### Set exercise
Each record below is to be reproduced without any change.

### Provided material
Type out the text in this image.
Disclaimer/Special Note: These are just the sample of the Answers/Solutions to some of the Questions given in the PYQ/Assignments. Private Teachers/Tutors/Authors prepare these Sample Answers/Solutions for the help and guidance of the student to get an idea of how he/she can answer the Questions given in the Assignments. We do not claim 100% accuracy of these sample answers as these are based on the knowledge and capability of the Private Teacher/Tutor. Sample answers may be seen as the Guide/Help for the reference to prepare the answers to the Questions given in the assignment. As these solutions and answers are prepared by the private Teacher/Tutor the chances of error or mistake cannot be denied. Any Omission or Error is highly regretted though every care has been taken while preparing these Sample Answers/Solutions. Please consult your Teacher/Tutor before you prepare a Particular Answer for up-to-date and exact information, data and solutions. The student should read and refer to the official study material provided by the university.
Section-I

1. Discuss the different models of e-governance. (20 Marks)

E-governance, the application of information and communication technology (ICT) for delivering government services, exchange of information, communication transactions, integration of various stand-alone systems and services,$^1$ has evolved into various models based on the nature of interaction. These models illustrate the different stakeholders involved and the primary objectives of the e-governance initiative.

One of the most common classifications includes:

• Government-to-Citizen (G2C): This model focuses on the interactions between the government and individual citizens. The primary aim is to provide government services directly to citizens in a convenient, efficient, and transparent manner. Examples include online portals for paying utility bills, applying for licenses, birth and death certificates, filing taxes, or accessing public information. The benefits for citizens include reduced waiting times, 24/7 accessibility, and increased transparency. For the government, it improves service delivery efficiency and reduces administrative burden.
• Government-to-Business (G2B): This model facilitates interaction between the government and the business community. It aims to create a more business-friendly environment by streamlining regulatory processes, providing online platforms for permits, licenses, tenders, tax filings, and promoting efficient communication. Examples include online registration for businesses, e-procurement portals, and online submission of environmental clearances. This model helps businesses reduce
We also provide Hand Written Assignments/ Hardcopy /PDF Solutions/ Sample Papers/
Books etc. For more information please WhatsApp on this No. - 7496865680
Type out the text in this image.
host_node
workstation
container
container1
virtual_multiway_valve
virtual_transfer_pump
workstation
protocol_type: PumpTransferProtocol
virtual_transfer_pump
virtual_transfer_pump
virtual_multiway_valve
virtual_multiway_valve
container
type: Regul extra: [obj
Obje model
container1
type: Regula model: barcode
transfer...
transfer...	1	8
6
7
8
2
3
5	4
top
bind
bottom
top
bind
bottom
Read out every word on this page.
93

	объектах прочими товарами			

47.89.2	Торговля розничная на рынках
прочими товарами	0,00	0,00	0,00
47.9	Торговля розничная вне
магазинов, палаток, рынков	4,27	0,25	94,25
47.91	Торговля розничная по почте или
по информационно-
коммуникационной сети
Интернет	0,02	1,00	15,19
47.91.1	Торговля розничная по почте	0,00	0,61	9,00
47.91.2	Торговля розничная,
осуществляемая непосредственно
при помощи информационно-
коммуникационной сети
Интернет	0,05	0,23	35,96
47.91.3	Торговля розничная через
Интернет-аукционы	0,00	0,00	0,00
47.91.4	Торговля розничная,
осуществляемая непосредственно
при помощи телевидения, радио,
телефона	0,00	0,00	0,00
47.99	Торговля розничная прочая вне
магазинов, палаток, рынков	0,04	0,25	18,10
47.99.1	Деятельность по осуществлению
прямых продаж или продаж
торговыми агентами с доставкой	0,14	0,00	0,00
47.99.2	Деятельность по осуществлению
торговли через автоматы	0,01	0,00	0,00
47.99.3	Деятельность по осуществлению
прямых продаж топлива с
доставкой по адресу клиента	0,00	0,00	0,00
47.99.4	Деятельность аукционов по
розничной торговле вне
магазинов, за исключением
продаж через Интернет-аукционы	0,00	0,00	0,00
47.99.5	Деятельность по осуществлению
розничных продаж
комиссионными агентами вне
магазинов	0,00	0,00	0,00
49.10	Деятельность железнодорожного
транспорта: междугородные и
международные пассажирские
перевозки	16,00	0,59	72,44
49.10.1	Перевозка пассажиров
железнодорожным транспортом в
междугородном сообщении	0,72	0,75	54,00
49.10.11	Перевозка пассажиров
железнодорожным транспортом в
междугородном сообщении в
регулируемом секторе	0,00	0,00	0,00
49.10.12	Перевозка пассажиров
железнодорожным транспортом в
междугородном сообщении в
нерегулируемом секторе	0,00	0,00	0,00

### Problem solution
Type out the text in this image.
Disclaimer/Special Note: These are just the sample of the Answers/Solutions to some of the Questions given in the PYQ/Assignments. Private Teachers/Tutors/Authors prepare these Sample Answers/Solutions for the help and guidance of the student to get an idea of how he/she can answer the Questions given in the Assignments. We do not claim 100% accuracy of these sample answers as these are based on the knowledge and capability of the Private Teacher/Tutor. Sample answers may be seen as the Guide/Help for the reference to prepare the answers to the Questions given in the assignment. As these solutions and answers are prepared by the private Teacher/Tutor the chances of error or mistake cannot be denied. Any Omission or Error is highly regretted though every care has been taken while preparing these Sample Answers/Solutions. Please consult your Teacher/Tutor before you prepare a Particular Answer for up-to-date and exact information, data and solutions. The student should read and refer to the official study material provided by the university.
Section-I

1. Discuss the different models of e-governance. (20 Marks)

E-governance, the application of information and communication technology (ICT) for delivering government services, exchange of information, communication transactions, integration of various stand-alone systems and services,$^1$ has evolved into various models based on the nature of interaction. These models illustrate the different stakeholders involved and the primary objectives of the e-governance initiative.

One of the most common classifications includes:

• Government-to-Citizen (G2C): This model focuses on the interactions between the government and individual citizens. The primary aim is to provide government services directly to citizens in a convenient, efficient, and transparent manner. Examples include online portals for paying utility bills, applying for licenses, birth and death certificates, filing taxes, or accessing public information. The benefits for citizens include reduced waiting times, 24/7 accessibility, and increased transparency. For the government, it improves service delivery efficiency and reduces administrative burden.
• Government-to-Business (G2B): This model facilitates interaction between the government and the business community. It aims to create a more business-friendly environment by streamlining regulatory processes, providing online platforms for permits, licenses, tenders, tax filings, and promoting efficient communication. Examples include online registration for businesses, e-procurement portals, and online submission of environmental clearances. This model helps businesses reduce
We also provide Hand Written Assignments/ Hardcopy /PDF Solutions/ Sample Papers/
Books etc. For more information please WhatsApp on this No. - 7496865680
Type out the text in this image.
host_node
workstation
container
container1
virtual_multiway_valve
virtual_transfer_pump
workstation
protocol_type: PumpTransferProtocol
virtual_transfer_pump
virtual_transfer_pump
virtual_multiway_valve
virtual_multiway_valve
container
type: Regul extra: [obj
Obje model
container1
type: Regula model: barcode
transfer...
transfer...	1	8
6
7
8
2
3
5	4
top
bind
bottom
top
bind
bottom
Read out every word on this page.
93

	объектах прочими товарами			

47.89.2	Торговля розничная на рынках
прочими товарами	0,00	0,00	0,00
47.9	Торговля розничная вне
магазинов, палаток, рынков	4,27	0,25	94,25
47.91	Торговля розничная по почте или
по информационно-
коммуникационной сети
Интернет	0,02	1,00	15,19
47.91.1	Торговля розничная по почте	0,00	0,61	9,00
47.91.2	Торговля розничная,
осуществляемая непосредственно
при помощи информационно-
коммуникационной сети
Интернет	0,05	0,23	35,96
47.91.3	Торговля розничная через
Интернет-аукционы	0,00	0,00	0,00
47.91.4	Торговля розничная,
осуществляемая непосредственно
при помощи телевидения, радио,
телефона	0,00	0,00	0,00
47.99	Торговля розничная прочая вне
магазинов, палаток, рынков	0,04	0,25	18,10
47.99.1	Деятельность по осуществлению
прямых продаж или продаж
торговыми агентами с доставкой	0,14	0,00	0,00
47.99.2	Деятельность по осуществлению
торговли через автоматы	0,01	0,00	0,00
47.99.3	Деятельность по осуществлению
прямых продаж топлива с
доставкой по адресу клиента	0,00	0,00	0,00
47.99.4	Деятельность аукционов по
розничной торговле вне
магазинов, за исключением
продаж через Интернет-аукционы	0,00	0,00	0,00
47.99.5	Деятельность по осуществлению
розничных продаж
комиссионными агентами вне
магазинов	0,00	0,00	0,00
49.10	Деятельность железнодорожного
транспорта: междугородные и
международные пассажирские
перевозки	16,00	0,59	72,44
49.10.1	Перевозка пассажиров
железнодорожным транспортом в
междугородном сообщении	0,72	0,75	54,00
49.10.11	Перевозка пассажиров
железнодорожным транспортом в
междугородном сообщении в
регулируемом секторе	0,00	0,00	0,00
49.10.12	Перевозка пассажиров
железнодорожным транспортом в
междугородном сообщении в
нерегулируемом секторе	0,00	0,00	0,00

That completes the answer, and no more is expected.